[Objective] Without omitting anything, retype the data that follows.

A block of data:
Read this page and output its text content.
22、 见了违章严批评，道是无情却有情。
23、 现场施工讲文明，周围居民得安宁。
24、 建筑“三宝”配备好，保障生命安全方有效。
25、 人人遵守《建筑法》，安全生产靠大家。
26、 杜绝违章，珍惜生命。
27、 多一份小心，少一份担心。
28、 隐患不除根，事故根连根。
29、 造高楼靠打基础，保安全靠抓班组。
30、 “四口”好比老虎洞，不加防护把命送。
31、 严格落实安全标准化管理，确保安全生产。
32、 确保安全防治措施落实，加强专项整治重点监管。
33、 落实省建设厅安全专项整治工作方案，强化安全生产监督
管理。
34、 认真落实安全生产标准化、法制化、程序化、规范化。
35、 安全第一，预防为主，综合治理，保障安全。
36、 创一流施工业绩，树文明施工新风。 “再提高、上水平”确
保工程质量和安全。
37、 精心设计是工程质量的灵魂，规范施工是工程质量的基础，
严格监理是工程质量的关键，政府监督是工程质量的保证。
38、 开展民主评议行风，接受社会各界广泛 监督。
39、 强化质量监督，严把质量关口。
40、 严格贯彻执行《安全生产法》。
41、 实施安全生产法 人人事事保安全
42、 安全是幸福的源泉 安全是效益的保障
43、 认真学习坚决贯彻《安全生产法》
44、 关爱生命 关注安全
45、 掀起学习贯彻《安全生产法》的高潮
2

[Answer]
Read this page and output its text content.
22、 见了违章严批评，道是无情却有情。
23、 现场施工讲文明，周围居民得安宁。
24、 建筑“三宝”配备好，保障生命安全方有效。
25、 人人遵守《建筑法》，安全生产靠大家。
26、 杜绝违章，珍惜生命。
27、 多一份小心，少一份担心。
28、 隐患不除根，事故根连根。
29、 造高楼靠打基础，保安全靠抓班组。
30、 “四口”好比老虎洞，不加防护把命送。
31、 严格落实安全标准化管理，确保安全生产。
32、 确保安全防治措施落实，加强专项整治重点监管。
33、 落实省建设厅安全专项整治工作方案，强化安全生产监督
管理。
34、 认真落实安全生产标准化、法制化、程序化、规范化。
35、 安全第一，预防为主，综合治理，保障安全。
36、 创一流施工业绩，树文明施工新风。 “再提高、上水平”确
保工程质量和安全。
37、 精心设计是工程质量的灵魂，规范施工是工程质量的基础，
严格监理是工程质量的关键，政府监督是工程质量的保证。
38、 开展民主评议行风，接受社会各界广泛 监督。
39、 强化质量监督，严把质量关口。
40、 严格贯彻执行《安全生产法》。
41、 实施安全生产法 人人事事保安全
42、 安全是幸福的源泉 安全是效益的保障
43、 认真学习坚决贯彻《安全生产法》
44、 关爱生命 关注安全
45、 掀起学习贯彻《安全生产法》的高潮
2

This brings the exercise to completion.